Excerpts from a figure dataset
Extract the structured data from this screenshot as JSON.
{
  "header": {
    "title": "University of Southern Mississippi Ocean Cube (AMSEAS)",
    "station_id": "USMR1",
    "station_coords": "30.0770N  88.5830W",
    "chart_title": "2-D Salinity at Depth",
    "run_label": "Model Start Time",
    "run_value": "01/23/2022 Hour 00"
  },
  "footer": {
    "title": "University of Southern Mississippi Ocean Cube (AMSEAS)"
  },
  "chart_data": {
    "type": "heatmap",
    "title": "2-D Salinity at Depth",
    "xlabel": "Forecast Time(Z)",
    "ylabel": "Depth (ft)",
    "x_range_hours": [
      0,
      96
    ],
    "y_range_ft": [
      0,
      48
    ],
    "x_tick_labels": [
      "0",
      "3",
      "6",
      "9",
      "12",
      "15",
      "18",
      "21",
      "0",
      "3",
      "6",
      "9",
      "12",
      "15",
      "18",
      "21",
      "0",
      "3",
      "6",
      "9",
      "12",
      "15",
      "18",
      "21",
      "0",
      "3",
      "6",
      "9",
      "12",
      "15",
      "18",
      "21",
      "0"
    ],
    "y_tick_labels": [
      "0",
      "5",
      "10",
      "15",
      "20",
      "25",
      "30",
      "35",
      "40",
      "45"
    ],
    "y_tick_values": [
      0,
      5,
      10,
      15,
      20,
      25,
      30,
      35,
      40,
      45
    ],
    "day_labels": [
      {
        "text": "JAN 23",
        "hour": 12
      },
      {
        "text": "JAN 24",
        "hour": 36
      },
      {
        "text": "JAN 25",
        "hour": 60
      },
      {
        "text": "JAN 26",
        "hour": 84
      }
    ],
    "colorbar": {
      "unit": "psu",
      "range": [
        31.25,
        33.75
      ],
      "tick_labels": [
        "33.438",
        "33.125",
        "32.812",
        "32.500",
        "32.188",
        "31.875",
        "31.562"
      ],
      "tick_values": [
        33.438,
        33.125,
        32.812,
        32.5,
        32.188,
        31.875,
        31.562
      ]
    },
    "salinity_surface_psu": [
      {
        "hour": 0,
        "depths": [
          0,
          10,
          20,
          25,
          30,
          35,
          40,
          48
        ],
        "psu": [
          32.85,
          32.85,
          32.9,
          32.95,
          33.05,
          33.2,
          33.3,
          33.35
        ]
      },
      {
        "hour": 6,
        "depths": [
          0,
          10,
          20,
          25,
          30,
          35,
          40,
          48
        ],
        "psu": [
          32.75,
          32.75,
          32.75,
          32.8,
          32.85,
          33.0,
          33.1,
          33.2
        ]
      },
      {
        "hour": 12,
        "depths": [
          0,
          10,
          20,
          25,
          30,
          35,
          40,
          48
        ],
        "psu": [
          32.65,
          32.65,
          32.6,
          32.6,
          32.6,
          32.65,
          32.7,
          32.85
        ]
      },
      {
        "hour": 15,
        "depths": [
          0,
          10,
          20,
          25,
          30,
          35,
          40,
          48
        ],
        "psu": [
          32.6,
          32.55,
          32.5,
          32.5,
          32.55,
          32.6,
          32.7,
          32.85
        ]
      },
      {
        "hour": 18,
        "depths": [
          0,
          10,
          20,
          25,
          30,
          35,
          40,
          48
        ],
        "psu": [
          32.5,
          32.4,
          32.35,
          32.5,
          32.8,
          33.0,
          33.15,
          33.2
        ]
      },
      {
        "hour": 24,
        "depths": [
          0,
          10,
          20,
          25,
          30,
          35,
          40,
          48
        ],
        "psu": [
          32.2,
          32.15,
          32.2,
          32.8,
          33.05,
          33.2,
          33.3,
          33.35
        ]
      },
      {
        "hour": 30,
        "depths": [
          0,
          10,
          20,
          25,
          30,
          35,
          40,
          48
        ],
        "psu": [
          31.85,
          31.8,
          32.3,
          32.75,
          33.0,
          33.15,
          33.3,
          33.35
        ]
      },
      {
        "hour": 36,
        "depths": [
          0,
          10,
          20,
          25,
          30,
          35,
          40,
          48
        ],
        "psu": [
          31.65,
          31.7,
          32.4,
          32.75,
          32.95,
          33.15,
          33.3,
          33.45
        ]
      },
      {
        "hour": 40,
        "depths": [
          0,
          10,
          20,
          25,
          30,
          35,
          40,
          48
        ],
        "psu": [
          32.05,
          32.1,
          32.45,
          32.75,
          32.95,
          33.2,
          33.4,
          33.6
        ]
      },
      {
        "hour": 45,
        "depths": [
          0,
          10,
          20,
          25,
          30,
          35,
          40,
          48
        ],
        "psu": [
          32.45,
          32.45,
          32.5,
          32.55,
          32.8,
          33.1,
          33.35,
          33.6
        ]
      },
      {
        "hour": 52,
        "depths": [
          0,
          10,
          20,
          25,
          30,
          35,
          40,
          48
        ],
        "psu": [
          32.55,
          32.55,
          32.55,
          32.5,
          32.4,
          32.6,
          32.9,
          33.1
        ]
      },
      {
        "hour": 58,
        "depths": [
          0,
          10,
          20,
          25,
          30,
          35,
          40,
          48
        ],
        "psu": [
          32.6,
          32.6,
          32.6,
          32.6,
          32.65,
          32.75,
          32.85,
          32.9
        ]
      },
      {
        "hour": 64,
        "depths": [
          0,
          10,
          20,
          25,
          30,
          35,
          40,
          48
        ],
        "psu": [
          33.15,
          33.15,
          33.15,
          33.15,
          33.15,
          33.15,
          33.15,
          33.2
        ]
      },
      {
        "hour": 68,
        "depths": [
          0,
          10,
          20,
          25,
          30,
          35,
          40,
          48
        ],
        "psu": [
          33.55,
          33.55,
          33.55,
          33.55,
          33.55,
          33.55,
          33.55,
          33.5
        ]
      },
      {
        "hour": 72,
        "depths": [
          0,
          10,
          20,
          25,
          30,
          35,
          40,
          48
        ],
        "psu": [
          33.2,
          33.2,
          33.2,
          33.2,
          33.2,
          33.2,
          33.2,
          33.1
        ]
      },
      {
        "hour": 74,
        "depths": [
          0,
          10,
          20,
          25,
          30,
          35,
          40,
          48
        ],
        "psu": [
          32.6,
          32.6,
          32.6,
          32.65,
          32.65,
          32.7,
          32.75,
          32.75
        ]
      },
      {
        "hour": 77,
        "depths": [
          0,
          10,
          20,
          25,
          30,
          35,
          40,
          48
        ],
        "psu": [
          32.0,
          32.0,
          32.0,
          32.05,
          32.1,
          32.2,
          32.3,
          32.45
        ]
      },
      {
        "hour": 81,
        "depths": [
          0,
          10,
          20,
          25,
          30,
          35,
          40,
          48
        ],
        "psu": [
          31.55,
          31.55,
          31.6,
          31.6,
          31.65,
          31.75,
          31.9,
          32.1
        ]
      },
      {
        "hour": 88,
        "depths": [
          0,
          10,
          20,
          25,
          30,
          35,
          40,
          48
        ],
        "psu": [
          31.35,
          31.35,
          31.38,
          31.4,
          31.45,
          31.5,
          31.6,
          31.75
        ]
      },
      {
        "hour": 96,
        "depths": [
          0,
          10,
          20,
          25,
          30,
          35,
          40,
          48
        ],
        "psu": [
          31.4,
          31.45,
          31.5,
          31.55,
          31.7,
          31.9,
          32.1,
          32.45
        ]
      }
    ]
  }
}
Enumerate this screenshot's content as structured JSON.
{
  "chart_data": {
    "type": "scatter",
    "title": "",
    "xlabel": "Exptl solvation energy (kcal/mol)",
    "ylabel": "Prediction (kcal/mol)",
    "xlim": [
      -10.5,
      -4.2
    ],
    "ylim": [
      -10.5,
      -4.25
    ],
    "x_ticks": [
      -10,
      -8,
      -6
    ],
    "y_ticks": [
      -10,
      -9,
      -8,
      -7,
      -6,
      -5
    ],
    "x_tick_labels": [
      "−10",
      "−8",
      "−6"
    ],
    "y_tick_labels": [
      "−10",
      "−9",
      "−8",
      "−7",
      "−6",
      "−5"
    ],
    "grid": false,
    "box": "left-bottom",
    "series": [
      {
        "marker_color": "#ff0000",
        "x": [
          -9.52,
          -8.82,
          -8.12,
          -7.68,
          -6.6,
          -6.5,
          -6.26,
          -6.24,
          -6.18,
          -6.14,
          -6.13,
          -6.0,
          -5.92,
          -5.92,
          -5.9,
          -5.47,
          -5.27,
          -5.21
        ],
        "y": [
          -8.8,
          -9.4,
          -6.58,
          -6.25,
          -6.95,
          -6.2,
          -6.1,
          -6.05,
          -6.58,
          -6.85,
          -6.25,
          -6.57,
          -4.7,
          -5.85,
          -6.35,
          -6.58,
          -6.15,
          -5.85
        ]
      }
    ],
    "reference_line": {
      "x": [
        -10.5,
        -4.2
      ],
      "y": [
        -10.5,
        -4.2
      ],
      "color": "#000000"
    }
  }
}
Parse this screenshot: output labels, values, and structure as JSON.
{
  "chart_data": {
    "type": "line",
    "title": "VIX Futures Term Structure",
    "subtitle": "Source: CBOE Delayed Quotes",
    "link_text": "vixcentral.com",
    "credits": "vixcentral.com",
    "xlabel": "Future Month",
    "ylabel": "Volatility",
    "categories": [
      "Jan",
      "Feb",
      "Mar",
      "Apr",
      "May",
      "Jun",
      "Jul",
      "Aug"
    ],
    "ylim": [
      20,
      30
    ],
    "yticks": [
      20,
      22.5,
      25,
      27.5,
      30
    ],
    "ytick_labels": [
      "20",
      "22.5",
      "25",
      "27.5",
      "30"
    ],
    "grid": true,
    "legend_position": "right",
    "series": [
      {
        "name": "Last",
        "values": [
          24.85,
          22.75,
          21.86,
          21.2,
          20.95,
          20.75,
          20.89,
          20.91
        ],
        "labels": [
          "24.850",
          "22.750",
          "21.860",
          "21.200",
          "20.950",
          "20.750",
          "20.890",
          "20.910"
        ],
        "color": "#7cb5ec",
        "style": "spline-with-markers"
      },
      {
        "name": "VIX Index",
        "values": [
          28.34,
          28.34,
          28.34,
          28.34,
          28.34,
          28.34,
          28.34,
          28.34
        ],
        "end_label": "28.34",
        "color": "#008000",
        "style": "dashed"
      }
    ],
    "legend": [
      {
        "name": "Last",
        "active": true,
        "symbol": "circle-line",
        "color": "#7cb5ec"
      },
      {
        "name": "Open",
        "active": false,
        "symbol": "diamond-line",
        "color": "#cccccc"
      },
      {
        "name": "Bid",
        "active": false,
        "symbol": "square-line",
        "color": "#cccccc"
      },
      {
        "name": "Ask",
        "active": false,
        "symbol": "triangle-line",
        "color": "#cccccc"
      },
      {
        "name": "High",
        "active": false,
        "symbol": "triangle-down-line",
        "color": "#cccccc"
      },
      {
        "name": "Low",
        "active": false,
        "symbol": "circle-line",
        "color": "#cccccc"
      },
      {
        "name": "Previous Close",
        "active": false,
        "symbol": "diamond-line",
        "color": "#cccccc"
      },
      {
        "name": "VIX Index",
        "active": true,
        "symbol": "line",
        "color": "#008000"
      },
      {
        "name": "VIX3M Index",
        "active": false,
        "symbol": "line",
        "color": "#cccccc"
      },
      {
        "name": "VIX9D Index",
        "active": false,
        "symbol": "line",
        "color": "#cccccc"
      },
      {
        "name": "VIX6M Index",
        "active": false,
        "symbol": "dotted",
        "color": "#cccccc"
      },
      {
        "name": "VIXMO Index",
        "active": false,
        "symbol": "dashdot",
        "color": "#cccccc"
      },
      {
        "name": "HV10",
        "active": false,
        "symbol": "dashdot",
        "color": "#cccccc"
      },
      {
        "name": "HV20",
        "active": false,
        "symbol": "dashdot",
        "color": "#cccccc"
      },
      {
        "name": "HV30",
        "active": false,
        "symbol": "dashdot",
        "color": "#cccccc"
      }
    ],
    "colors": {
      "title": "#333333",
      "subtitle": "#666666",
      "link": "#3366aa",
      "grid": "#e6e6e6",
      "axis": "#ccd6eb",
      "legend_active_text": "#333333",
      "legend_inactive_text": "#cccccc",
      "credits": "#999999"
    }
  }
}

**Directions**
Copy every line in the entries above that has the string "ylabel" in it.

**Solution to this problem**
    "ylabel": "Depth (ft)",
    "ylabel": "Prediction (kcal/mol)",
    "ylabel": "Volatility",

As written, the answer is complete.